# GIVEN PROBLEM
List each line of the data that holds the word "xlabel".

(Stored entries)
^^^^^^^^^^^^^^^^

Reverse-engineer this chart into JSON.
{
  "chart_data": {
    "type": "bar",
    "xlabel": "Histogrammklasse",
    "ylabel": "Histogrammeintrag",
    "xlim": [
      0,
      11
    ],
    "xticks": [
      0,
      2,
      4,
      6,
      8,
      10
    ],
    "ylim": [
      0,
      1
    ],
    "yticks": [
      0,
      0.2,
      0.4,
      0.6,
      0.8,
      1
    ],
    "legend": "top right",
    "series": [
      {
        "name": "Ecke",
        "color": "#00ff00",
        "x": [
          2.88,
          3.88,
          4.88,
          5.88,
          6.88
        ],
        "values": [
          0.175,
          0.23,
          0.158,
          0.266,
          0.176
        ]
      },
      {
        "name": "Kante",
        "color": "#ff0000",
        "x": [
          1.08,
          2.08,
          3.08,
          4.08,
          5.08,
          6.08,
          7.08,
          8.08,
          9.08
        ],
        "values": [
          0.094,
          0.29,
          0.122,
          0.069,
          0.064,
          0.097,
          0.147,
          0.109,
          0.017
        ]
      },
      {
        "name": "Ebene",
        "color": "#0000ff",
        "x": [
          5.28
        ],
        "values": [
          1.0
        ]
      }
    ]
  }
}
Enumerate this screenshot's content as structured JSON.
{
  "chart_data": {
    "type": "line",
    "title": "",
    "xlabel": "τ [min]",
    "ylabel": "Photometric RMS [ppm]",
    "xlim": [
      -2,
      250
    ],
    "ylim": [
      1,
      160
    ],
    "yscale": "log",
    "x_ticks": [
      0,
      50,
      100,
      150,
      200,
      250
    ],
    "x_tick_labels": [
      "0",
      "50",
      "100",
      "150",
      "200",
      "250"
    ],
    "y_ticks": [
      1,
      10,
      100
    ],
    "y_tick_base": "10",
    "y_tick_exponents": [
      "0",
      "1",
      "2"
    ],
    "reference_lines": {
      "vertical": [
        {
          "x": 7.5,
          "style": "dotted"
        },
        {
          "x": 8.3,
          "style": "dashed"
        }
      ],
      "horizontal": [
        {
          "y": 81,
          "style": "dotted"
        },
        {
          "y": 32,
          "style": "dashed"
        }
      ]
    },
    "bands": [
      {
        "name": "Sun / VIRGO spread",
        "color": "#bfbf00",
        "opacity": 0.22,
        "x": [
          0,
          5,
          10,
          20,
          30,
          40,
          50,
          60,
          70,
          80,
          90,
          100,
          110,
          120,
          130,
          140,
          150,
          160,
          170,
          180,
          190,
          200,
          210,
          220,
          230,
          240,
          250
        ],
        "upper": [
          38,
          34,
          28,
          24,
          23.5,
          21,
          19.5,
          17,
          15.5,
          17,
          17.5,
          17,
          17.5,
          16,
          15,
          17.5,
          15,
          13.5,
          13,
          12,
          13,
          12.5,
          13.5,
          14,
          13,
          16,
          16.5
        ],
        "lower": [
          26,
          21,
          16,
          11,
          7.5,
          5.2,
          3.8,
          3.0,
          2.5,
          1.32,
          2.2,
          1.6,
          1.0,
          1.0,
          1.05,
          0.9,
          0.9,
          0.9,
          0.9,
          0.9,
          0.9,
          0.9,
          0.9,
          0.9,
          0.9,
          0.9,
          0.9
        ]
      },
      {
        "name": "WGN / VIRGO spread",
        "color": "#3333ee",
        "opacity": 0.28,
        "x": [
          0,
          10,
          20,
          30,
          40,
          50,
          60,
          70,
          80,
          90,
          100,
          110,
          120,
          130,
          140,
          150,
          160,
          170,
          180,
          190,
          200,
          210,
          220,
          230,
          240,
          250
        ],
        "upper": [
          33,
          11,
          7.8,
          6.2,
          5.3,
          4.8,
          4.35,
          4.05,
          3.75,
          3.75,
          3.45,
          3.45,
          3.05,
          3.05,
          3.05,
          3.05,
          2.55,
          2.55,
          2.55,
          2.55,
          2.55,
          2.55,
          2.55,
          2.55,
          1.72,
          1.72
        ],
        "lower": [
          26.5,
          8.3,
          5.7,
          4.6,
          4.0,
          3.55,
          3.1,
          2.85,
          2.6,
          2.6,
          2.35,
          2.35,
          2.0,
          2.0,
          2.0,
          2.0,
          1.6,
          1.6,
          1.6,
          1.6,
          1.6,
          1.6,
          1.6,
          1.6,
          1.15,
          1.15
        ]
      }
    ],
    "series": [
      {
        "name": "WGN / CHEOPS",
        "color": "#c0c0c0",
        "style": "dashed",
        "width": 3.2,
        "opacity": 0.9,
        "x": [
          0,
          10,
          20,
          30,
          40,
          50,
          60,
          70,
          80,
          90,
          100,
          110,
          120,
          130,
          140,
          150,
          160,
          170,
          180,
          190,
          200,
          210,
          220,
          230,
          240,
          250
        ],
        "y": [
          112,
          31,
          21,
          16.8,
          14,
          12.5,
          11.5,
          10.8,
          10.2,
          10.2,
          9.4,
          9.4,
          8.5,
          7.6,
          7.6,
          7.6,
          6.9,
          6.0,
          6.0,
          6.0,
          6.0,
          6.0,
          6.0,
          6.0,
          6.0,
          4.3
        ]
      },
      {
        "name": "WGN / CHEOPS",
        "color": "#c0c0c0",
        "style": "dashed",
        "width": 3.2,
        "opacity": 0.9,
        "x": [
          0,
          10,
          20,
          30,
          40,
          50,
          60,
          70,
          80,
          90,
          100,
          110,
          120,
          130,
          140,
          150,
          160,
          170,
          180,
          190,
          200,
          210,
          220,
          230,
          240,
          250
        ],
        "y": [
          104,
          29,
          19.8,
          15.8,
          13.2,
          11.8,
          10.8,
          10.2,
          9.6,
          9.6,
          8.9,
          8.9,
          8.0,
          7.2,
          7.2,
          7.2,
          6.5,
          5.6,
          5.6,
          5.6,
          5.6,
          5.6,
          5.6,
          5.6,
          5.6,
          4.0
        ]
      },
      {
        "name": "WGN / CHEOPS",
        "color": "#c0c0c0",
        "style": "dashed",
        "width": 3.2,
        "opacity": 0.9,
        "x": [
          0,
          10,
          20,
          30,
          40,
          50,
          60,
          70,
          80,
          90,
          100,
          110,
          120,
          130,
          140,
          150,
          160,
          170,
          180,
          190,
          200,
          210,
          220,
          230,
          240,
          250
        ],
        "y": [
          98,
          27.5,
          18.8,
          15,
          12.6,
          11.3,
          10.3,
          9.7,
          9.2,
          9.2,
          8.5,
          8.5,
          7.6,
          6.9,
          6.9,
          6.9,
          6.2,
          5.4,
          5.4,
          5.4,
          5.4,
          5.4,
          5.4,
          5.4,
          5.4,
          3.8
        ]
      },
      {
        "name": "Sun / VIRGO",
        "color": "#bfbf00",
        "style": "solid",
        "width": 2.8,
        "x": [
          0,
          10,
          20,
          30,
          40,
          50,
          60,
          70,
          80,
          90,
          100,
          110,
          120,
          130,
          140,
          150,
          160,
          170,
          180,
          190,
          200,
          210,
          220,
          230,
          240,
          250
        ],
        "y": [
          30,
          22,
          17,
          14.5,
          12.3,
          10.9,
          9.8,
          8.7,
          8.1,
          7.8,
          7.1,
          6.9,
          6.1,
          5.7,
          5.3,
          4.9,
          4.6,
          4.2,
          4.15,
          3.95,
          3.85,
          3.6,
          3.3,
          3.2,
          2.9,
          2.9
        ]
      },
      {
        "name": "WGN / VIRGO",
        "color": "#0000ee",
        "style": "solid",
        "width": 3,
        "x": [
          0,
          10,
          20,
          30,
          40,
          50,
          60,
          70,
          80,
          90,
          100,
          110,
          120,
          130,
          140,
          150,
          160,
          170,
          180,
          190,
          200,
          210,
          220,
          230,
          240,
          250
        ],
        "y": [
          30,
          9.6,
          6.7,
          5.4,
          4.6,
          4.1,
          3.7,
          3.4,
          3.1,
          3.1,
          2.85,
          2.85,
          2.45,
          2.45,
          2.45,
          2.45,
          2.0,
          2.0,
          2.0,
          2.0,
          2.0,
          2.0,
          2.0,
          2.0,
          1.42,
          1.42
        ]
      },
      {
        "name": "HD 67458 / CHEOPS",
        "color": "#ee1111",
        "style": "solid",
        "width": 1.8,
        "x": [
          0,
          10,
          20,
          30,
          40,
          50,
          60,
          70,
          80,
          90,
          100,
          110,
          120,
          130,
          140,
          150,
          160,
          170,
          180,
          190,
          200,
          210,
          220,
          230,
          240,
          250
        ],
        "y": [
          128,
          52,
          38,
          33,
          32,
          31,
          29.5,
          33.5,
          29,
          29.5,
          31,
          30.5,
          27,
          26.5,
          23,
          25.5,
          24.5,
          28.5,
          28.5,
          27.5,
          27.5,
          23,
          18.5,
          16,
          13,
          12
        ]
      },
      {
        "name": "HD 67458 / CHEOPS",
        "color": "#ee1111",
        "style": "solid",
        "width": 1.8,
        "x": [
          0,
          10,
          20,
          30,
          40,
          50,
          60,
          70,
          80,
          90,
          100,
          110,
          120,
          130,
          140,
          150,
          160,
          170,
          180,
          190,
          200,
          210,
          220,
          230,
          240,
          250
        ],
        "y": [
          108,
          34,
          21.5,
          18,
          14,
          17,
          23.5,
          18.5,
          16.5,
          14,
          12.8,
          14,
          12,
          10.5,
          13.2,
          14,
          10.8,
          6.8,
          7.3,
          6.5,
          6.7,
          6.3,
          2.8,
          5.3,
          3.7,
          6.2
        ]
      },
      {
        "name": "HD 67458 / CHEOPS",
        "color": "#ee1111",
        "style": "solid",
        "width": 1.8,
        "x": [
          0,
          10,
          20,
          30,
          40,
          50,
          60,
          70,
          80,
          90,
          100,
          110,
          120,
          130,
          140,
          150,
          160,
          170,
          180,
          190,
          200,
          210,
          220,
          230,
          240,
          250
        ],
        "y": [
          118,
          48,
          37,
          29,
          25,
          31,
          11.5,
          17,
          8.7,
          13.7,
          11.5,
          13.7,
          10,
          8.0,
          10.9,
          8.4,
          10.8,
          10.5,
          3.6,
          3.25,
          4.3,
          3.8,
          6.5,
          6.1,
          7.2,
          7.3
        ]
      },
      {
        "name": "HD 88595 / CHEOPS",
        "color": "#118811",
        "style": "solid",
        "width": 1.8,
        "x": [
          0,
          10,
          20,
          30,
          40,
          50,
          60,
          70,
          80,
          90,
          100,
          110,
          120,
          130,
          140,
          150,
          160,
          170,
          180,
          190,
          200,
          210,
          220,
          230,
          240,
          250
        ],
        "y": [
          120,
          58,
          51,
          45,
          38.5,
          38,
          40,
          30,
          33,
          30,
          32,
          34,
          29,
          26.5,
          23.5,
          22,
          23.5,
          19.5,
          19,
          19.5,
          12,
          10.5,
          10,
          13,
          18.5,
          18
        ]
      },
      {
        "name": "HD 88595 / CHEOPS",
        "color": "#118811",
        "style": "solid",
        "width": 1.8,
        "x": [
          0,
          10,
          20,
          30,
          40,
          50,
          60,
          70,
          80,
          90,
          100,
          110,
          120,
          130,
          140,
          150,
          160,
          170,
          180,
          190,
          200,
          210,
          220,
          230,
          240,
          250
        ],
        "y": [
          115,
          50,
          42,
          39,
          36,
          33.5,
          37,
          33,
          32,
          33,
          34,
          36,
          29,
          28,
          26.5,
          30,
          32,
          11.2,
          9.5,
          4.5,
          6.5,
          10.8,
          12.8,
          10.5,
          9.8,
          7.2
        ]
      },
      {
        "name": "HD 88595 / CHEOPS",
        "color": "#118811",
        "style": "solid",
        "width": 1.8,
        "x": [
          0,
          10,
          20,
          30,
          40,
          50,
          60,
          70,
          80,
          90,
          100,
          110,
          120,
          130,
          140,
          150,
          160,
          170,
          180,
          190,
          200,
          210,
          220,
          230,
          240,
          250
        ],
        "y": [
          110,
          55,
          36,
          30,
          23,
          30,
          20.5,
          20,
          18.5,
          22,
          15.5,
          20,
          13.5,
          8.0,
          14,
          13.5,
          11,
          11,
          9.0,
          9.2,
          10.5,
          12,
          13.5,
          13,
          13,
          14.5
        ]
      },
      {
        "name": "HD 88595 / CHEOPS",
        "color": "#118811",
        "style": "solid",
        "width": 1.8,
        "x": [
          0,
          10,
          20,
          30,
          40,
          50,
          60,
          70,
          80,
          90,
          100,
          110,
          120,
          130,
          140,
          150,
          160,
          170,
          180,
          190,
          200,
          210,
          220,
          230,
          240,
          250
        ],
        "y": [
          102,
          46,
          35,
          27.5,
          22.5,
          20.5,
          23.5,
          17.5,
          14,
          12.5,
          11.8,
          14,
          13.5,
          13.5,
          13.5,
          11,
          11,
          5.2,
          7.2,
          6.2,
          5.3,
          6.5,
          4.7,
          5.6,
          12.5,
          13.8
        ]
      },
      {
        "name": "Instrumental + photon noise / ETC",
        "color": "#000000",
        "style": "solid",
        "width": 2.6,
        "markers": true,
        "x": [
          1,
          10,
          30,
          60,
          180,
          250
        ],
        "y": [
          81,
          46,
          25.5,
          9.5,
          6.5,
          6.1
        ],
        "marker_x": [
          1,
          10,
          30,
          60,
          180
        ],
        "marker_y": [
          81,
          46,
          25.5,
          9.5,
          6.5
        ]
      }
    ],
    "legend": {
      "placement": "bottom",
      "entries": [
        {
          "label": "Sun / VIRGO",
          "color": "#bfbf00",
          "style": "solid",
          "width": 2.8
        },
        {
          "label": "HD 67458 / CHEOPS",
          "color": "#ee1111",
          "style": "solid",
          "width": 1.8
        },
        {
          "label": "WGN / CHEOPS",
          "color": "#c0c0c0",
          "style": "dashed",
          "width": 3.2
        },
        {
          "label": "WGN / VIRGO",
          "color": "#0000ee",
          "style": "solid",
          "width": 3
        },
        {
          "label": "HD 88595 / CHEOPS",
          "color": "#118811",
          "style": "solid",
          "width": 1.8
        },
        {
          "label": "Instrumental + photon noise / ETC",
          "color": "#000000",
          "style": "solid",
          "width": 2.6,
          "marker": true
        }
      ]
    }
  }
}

^^^^^^^^^^^^^^^^

# PROBLEM SOLUTION
    "xlabel": "Histogrammklasse",
    "xlabel": "τ [min]",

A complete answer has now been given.